# Start of Listing

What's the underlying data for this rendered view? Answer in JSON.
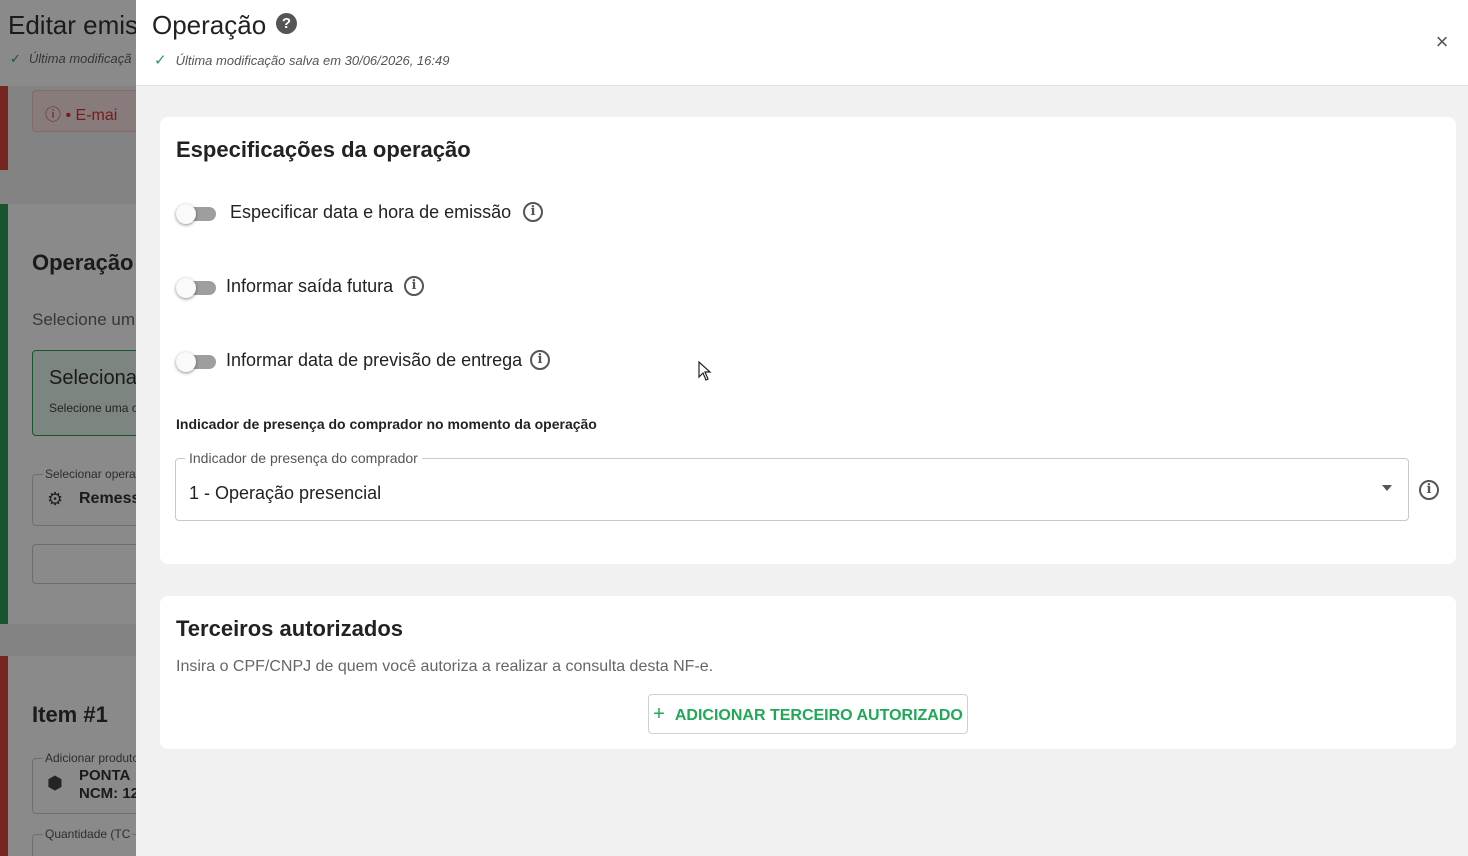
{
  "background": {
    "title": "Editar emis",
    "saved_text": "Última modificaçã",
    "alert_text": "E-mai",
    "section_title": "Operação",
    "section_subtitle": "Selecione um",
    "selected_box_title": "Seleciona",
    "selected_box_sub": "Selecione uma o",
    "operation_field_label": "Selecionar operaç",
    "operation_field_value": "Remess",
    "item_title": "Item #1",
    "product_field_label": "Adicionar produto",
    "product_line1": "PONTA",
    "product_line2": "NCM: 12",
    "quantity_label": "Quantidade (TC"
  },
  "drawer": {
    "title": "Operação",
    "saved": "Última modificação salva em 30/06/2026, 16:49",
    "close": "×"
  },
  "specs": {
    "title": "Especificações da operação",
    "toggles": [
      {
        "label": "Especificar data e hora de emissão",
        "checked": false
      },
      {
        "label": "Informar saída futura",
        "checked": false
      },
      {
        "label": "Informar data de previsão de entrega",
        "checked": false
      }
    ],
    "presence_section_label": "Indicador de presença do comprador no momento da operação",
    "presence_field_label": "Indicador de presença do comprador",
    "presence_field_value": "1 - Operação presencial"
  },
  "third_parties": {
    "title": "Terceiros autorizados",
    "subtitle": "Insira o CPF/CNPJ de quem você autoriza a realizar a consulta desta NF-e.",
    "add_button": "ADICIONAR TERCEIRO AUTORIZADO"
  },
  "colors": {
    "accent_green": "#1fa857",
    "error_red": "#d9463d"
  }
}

# End of Listing
# Start of Listing

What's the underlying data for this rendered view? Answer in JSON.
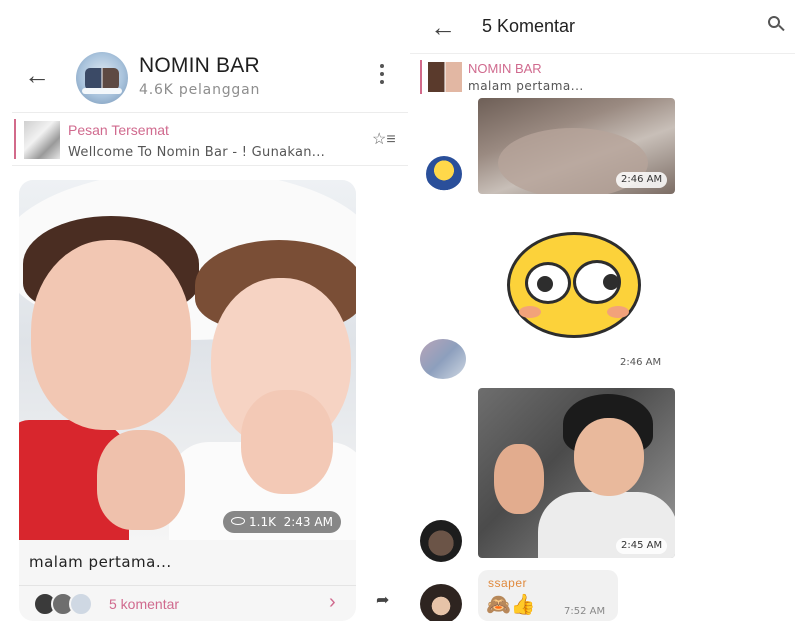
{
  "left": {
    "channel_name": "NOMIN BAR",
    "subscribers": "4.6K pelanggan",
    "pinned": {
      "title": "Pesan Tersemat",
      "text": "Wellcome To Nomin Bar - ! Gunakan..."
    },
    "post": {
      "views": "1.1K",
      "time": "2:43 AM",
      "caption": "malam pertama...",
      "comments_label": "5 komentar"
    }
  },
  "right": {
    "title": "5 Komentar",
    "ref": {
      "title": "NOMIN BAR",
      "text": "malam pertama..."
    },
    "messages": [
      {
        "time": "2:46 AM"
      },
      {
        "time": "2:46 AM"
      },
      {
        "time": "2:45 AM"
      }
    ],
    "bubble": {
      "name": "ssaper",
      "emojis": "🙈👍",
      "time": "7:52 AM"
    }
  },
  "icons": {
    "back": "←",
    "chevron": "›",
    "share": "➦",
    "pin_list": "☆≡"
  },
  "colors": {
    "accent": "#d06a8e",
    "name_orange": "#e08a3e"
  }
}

# End of Listing

■ Directive ■
Scan the records above for the string "comprador", then select every line that holds it.

■ Final result ■
    "presence_section_label": "Indicador de presença do comprador no momento da operação",
    "presence_field_label": "Indicador de presença do comprador",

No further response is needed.